→ Input for this task
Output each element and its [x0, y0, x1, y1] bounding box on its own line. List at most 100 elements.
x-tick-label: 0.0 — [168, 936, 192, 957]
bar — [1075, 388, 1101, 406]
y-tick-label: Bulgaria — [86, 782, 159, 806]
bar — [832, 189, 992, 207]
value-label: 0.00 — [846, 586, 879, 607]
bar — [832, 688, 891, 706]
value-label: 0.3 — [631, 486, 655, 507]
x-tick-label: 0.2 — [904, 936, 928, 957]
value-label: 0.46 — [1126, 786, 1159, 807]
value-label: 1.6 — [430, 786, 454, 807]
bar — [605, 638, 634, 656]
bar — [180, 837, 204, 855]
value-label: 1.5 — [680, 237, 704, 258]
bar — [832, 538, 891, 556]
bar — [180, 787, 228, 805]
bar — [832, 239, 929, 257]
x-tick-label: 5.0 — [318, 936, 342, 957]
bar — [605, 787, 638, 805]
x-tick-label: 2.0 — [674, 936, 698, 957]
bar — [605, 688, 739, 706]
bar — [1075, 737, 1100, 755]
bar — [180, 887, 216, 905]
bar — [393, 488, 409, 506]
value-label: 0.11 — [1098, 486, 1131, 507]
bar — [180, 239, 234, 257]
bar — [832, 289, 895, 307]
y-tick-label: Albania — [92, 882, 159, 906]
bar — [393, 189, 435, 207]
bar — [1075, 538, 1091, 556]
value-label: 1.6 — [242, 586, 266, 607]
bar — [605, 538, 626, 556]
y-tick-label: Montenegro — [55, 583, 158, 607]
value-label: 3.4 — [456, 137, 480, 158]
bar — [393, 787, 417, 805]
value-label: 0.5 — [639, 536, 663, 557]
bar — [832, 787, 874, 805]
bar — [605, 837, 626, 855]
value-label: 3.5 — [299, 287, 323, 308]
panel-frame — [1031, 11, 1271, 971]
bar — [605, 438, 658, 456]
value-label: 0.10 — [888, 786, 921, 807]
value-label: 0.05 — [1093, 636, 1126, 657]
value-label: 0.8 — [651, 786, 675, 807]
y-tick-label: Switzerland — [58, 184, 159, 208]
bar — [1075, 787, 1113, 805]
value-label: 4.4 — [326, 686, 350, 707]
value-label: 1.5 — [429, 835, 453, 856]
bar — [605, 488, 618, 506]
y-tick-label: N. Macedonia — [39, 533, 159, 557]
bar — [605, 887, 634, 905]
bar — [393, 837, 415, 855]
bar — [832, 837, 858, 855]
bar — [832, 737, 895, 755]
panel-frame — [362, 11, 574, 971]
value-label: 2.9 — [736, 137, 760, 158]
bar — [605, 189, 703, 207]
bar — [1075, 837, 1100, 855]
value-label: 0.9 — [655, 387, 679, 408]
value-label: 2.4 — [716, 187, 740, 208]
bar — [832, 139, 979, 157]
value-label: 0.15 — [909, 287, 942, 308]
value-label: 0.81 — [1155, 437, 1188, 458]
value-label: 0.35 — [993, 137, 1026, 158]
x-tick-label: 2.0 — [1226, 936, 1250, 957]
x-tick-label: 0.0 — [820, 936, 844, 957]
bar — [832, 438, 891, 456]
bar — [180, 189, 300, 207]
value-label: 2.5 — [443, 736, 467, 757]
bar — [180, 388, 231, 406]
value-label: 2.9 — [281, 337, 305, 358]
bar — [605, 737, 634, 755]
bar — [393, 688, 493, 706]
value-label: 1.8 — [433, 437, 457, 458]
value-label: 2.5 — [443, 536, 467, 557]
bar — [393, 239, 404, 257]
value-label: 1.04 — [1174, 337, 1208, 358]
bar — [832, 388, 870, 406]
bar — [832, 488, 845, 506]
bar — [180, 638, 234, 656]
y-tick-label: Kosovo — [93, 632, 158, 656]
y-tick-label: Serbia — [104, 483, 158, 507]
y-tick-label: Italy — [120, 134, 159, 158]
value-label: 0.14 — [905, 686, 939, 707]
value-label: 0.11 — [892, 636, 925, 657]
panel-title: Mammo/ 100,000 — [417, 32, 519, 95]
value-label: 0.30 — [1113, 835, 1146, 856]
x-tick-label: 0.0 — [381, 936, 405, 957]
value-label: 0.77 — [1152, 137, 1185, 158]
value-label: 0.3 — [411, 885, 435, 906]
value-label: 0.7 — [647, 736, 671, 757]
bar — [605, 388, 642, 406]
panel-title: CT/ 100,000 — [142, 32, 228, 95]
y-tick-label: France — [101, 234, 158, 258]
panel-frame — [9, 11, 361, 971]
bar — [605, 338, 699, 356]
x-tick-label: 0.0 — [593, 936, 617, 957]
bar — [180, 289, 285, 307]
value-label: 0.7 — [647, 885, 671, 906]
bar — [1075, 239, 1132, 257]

→ Problem to work on
Which lines in the items above contain the string "frame"? Find them and copy each one.

→ Solution for this problem
panel-frame — [1031, 11, 1271, 971]
panel-frame — [362, 11, 574, 971]
panel-frame — [9, 11, 361, 971]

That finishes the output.